Records from a data collection:
---+---
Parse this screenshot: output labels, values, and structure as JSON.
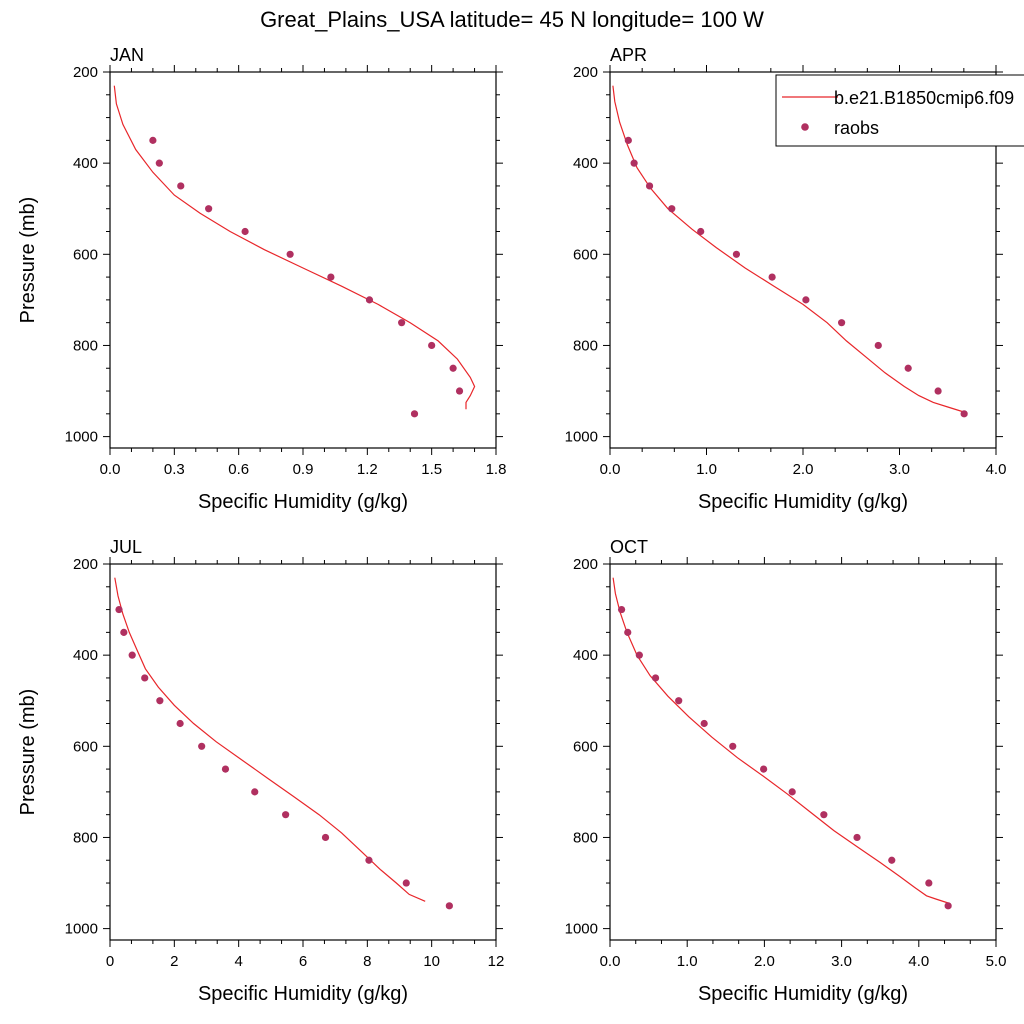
{
  "title": "Great_Plains_USA  latitude= 45 N longitude= 100 W",
  "colors": {
    "model": "#e8262a",
    "obs": "#b03060",
    "axis": "#000000"
  },
  "legend": {
    "placement": "top-right of APR panel",
    "items": [
      {
        "label": "b.e21.B1850cmip6.f09",
        "kind": "line",
        "color": "#e8262a"
      },
      {
        "label": "raobs",
        "kind": "marker",
        "color": "#b03060"
      }
    ]
  },
  "chart_data": [
    {
      "type": "line",
      "panel": "JAN",
      "xlabel": "Specific Humidity (g/kg)",
      "ylabel": "Pressure (mb)",
      "xlim": [
        0,
        1.8
      ],
      "ylim": [
        1025,
        200
      ],
      "xticks": [
        "0.0",
        "0.3",
        "0.6",
        "0.9",
        "1.2",
        "1.5",
        "1.8"
      ],
      "xtick_values": [
        0,
        0.3,
        0.6,
        0.9,
        1.2,
        1.5,
        1.8
      ],
      "yticks": [
        "200",
        "400",
        "600",
        "800",
        "1000"
      ],
      "ytick_values": [
        200,
        400,
        600,
        800,
        1000
      ],
      "model": {
        "x": [
          0.02,
          0.03,
          0.06,
          0.12,
          0.2,
          0.3,
          0.42,
          0.56,
          0.72,
          0.9,
          1.08,
          1.25,
          1.4,
          1.53,
          1.62,
          1.68,
          1.7,
          1.68,
          1.66,
          1.66
        ],
        "y": [
          230,
          270,
          315,
          370,
          420,
          470,
          510,
          550,
          590,
          630,
          670,
          710,
          750,
          790,
          830,
          870,
          890,
          910,
          925,
          940
        ]
      },
      "obs": {
        "x": [
          0.2,
          0.23,
          0.33,
          0.46,
          0.63,
          0.84,
          1.03,
          1.21,
          1.36,
          1.5,
          1.6,
          1.63,
          1.42
        ],
        "y": [
          350,
          400,
          450,
          500,
          550,
          600,
          650,
          700,
          750,
          800,
          850,
          900,
          950
        ]
      }
    },
    {
      "type": "line",
      "panel": "APR",
      "xlabel": "Specific Humidity (g/kg)",
      "ylabel": "",
      "xlim": [
        0,
        4
      ],
      "ylim": [
        1025,
        200
      ],
      "xticks": [
        "0.0",
        "1.0",
        "2.0",
        "3.0",
        "4.0"
      ],
      "xtick_values": [
        0,
        1,
        2,
        3,
        4
      ],
      "yticks": [
        "200",
        "400",
        "600",
        "800",
        "1000"
      ],
      "ytick_values": [
        200,
        400,
        600,
        800,
        1000
      ],
      "model": {
        "x": [
          0.03,
          0.05,
          0.1,
          0.18,
          0.28,
          0.42,
          0.6,
          0.85,
          1.1,
          1.4,
          1.7,
          2.0,
          2.25,
          2.45,
          2.65,
          2.85,
          3.05,
          3.2,
          3.35,
          3.5,
          3.65
        ],
        "y": [
          230,
          265,
          310,
          360,
          410,
          455,
          500,
          545,
          585,
          630,
          670,
          710,
          750,
          790,
          825,
          860,
          890,
          910,
          925,
          935,
          945
        ]
      },
      "obs": {
        "x": [
          0.19,
          0.25,
          0.41,
          0.64,
          0.94,
          1.31,
          1.68,
          2.03,
          2.4,
          2.78,
          3.09,
          3.4,
          3.67
        ],
        "y": [
          350,
          400,
          450,
          500,
          550,
          600,
          650,
          700,
          750,
          800,
          850,
          900,
          950
        ]
      }
    },
    {
      "type": "line",
      "panel": "JUL",
      "xlabel": "Specific Humidity (g/kg)",
      "ylabel": "Pressure (mb)",
      "xlim": [
        0,
        12
      ],
      "ylim": [
        1025,
        200
      ],
      "xticks": [
        "0",
        "2",
        "4",
        "6",
        "8",
        "10",
        "12"
      ],
      "xtick_values": [
        0,
        2,
        4,
        6,
        8,
        10,
        12
      ],
      "yticks": [
        "200",
        "400",
        "600",
        "800",
        "1000"
      ],
      "ytick_values": [
        200,
        400,
        600,
        800,
        1000
      ],
      "model": {
        "x": [
          0.15,
          0.25,
          0.4,
          0.6,
          0.85,
          1.1,
          1.5,
          2.0,
          2.6,
          3.3,
          4.1,
          4.9,
          5.7,
          6.5,
          7.2,
          7.8,
          8.4,
          8.9,
          9.3,
          9.8
        ],
        "y": [
          230,
          270,
          310,
          350,
          390,
          430,
          470,
          510,
          550,
          590,
          630,
          670,
          710,
          750,
          790,
          830,
          870,
          900,
          925,
          940
        ]
      },
      "obs": {
        "x": [
          0.28,
          0.43,
          0.69,
          1.08,
          1.55,
          2.18,
          2.85,
          3.59,
          4.5,
          5.46,
          6.7,
          8.05,
          9.21,
          10.55
        ],
        "y": [
          300,
          350,
          400,
          450,
          500,
          550,
          600,
          650,
          700,
          750,
          800,
          850,
          900,
          950
        ]
      }
    },
    {
      "type": "line",
      "panel": "OCT",
      "xlabel": "Specific Humidity (g/kg)",
      "ylabel": "",
      "xlim": [
        0,
        5
      ],
      "ylim": [
        1025,
        200
      ],
      "xticks": [
        "0.0",
        "1.0",
        "2.0",
        "3.0",
        "4.0",
        "5.0"
      ],
      "xtick_values": [
        0,
        1,
        2,
        3,
        4,
        5
      ],
      "yticks": [
        "200",
        "400",
        "600",
        "800",
        "1000"
      ],
      "ytick_values": [
        200,
        400,
        600,
        800,
        1000
      ],
      "model": {
        "x": [
          0.04,
          0.07,
          0.13,
          0.22,
          0.35,
          0.52,
          0.75,
          1.02,
          1.32,
          1.65,
          1.98,
          2.3,
          2.6,
          2.9,
          3.2,
          3.5,
          3.75,
          3.95,
          4.1,
          4.22,
          4.4
        ],
        "y": [
          230,
          265,
          305,
          350,
          400,
          445,
          490,
          535,
          580,
          625,
          665,
          705,
          745,
          785,
          820,
          855,
          885,
          910,
          928,
          935,
          945
        ]
      },
      "obs": {
        "x": [
          0.15,
          0.23,
          0.38,
          0.59,
          0.89,
          1.22,
          1.59,
          1.99,
          2.36,
          2.77,
          3.2,
          3.65,
          4.13,
          4.38
        ],
        "y": [
          300,
          350,
          400,
          450,
          500,
          550,
          600,
          650,
          700,
          750,
          800,
          850,
          900,
          950
        ]
      }
    }
  ]
}
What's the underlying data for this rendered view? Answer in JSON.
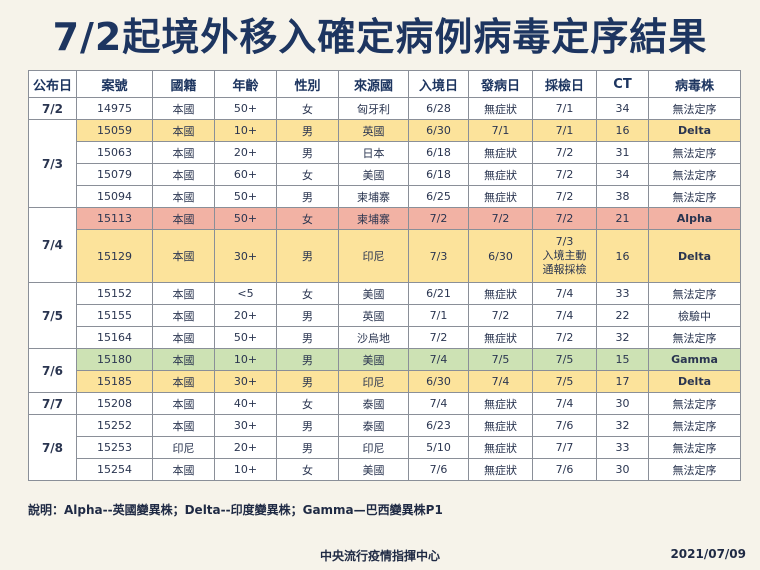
{
  "title": "7/2起境外移入確定病例病毒定序結果",
  "headers": [
    "公布日",
    "案號",
    "國籍",
    "年齡",
    "性別",
    "來源國",
    "入境日",
    "發病日",
    "採檢日",
    "CT",
    "病毒株"
  ],
  "colors": {
    "yellow": "#fce39b",
    "red": "#f2b2a4",
    "green": "#cde2b4",
    "title": "#1d3560"
  },
  "groups": [
    {
      "date": "7/2",
      "rows": [
        {
          "hl": "",
          "cells": [
            "14975",
            "本國",
            "50+",
            "女",
            "匈牙利",
            "6/28",
            "無症狀",
            "7/1",
            "34",
            "無法定序"
          ]
        }
      ]
    },
    {
      "date": "7/3",
      "rows": [
        {
          "hl": "yellow",
          "cells": [
            "15059",
            "本國",
            "10+",
            "男",
            "英國",
            "6/30",
            "7/1",
            "7/1",
            "16",
            "Delta"
          ]
        },
        {
          "hl": "",
          "cells": [
            "15063",
            "本國",
            "20+",
            "男",
            "日本",
            "6/18",
            "無症狀",
            "7/2",
            "31",
            "無法定序"
          ]
        },
        {
          "hl": "",
          "cells": [
            "15079",
            "本國",
            "60+",
            "女",
            "美國",
            "6/18",
            "無症狀",
            "7/2",
            "34",
            "無法定序"
          ]
        },
        {
          "hl": "",
          "cells": [
            "15094",
            "本國",
            "50+",
            "男",
            "柬埔寨",
            "6/25",
            "無症狀",
            "7/2",
            "38",
            "無法定序"
          ]
        }
      ]
    },
    {
      "date": "7/4",
      "rows": [
        {
          "hl": "red",
          "cells": [
            "15113",
            "本國",
            "50+",
            "女",
            "柬埔寨",
            "7/2",
            "7/2",
            "7/2",
            "21",
            "Alpha"
          ]
        },
        {
          "hl": "yellow",
          "tall": true,
          "cells": [
            "15129",
            "本國",
            "30+",
            "男",
            "印尼",
            "7/3",
            "6/30",
            "7/3 入境主動 通報採檢",
            "16",
            "Delta"
          ]
        }
      ]
    },
    {
      "date": "7/5",
      "rows": [
        {
          "hl": "",
          "cells": [
            "15152",
            "本國",
            "<5",
            "女",
            "美國",
            "6/21",
            "無症狀",
            "7/4",
            "33",
            "無法定序"
          ]
        },
        {
          "hl": "",
          "cells": [
            "15155",
            "本國",
            "20+",
            "男",
            "英國",
            "7/1",
            "7/2",
            "7/4",
            "22",
            "檢驗中"
          ]
        },
        {
          "hl": "",
          "cells": [
            "15164",
            "本國",
            "50+",
            "男",
            "沙烏地",
            "7/2",
            "無症狀",
            "7/2",
            "32",
            "無法定序"
          ]
        }
      ]
    },
    {
      "date": "7/6",
      "rows": [
        {
          "hl": "green",
          "cells": [
            "15180",
            "本國",
            "10+",
            "男",
            "美國",
            "7/4",
            "7/5",
            "7/5",
            "15",
            "Gamma"
          ]
        },
        {
          "hl": "yellow",
          "cells": [
            "15185",
            "本國",
            "30+",
            "男",
            "印尼",
            "6/30",
            "7/4",
            "7/5",
            "17",
            "Delta"
          ]
        }
      ]
    },
    {
      "date": "7/7",
      "rows": [
        {
          "hl": "",
          "cells": [
            "15208",
            "本國",
            "40+",
            "女",
            "泰國",
            "7/4",
            "無症狀",
            "7/4",
            "30",
            "無法定序"
          ]
        }
      ]
    },
    {
      "date": "7/8",
      "rows": [
        {
          "hl": "",
          "cells": [
            "15252",
            "本國",
            "30+",
            "男",
            "泰國",
            "6/23",
            "無症狀",
            "7/6",
            "32",
            "無法定序"
          ]
        },
        {
          "hl": "",
          "cells": [
            "15253",
            "印尼",
            "20+",
            "男",
            "印尼",
            "5/10",
            "無症狀",
            "7/7",
            "33",
            "無法定序"
          ]
        },
        {
          "hl": "",
          "cells": [
            "15254",
            "本國",
            "10+",
            "女",
            "美國",
            "7/6",
            "無症狀",
            "7/6",
            "30",
            "無法定序"
          ]
        }
      ]
    }
  ],
  "note": "說明：Alpha--英國變異株；Delta--印度變異株；Gamma—巴西變異株P1",
  "footer": {
    "org": "中央流行疫情指揮中心",
    "date": "2021/07/09"
  }
}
---+---
WHAT IS BEING ASKED: Copy out every line that includes the word "Alpha".

SOLUTION TO THE EXERCISE:
            "Alpha"
  "note": "說明：Alpha--英國變異株；Delta--印度變異株；Gamma—巴西變異株P1",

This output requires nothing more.